-- begin Extracted data --

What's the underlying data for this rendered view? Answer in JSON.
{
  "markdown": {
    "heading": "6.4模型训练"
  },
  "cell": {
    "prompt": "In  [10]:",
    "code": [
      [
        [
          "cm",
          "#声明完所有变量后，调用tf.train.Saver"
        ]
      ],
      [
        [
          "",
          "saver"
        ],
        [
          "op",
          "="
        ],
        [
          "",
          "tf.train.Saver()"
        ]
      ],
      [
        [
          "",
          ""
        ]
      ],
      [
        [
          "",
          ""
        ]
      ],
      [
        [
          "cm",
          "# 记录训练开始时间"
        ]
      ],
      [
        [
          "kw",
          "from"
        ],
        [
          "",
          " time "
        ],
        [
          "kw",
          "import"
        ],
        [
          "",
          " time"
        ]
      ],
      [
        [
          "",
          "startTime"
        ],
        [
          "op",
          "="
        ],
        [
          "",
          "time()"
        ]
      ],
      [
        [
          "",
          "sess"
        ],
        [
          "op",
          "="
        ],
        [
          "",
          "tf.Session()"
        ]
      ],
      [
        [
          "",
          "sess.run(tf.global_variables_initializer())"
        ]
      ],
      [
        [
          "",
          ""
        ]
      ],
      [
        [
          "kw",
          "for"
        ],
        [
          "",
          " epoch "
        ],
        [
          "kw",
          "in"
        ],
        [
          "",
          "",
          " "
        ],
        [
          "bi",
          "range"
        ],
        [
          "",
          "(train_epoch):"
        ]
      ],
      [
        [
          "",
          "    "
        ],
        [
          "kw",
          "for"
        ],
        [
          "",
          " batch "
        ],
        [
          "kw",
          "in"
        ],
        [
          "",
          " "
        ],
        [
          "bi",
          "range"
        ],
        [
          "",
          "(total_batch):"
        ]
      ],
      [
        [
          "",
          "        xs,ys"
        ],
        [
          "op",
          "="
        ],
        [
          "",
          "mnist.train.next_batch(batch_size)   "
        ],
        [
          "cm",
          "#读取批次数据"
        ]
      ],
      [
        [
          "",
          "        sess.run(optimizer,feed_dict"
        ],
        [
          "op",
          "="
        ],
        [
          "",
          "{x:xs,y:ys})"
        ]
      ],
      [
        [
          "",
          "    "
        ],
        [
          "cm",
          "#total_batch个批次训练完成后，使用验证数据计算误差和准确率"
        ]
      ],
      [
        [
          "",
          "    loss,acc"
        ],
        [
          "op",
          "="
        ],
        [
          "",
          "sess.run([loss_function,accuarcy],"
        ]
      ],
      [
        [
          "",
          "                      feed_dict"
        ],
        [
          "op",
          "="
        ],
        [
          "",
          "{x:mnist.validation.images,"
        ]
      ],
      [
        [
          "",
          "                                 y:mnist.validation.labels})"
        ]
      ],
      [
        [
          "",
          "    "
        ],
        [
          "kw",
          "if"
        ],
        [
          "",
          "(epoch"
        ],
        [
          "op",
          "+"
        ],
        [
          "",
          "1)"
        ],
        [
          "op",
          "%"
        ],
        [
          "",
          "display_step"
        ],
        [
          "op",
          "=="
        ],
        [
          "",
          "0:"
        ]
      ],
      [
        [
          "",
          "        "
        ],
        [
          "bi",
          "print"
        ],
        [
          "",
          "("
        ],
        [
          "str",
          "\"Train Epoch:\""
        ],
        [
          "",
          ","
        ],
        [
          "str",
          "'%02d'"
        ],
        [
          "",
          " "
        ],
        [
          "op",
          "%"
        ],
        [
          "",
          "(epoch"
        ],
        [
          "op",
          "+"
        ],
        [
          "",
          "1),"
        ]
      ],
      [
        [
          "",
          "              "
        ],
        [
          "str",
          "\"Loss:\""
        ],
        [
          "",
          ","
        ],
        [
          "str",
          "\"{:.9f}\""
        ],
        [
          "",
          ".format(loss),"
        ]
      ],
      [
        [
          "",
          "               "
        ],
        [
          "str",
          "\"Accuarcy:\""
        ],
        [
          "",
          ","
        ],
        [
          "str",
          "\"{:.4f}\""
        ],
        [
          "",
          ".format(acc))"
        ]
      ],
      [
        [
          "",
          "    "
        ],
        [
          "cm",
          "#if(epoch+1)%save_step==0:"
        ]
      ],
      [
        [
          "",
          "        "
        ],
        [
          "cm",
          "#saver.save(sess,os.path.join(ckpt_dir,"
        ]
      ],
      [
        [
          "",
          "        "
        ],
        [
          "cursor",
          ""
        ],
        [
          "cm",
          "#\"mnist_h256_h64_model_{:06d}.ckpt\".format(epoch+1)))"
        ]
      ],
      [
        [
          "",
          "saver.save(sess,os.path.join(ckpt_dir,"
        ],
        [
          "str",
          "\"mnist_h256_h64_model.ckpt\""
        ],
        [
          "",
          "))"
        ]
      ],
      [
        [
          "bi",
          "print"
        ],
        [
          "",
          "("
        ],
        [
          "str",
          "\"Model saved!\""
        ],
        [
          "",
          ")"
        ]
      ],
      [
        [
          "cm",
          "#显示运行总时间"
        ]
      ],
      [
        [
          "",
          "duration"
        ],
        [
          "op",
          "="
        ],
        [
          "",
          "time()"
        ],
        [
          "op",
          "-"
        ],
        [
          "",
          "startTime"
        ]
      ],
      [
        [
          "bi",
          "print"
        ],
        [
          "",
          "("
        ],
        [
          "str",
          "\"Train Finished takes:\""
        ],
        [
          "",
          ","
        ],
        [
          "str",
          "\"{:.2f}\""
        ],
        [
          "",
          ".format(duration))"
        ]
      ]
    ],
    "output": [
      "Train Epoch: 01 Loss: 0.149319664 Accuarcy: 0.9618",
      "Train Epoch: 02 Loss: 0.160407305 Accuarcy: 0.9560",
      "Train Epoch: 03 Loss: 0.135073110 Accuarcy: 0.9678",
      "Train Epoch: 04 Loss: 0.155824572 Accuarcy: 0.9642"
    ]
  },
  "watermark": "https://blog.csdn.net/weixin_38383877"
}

-- end Extracted data --

[Exercise task] Report each line in the data that holds the word "join".

[Output below]
          "#saver.save(sess,os.path.join(ckpt_dir,"
          "saver.save(sess,os.path.join(ckpt_dir,"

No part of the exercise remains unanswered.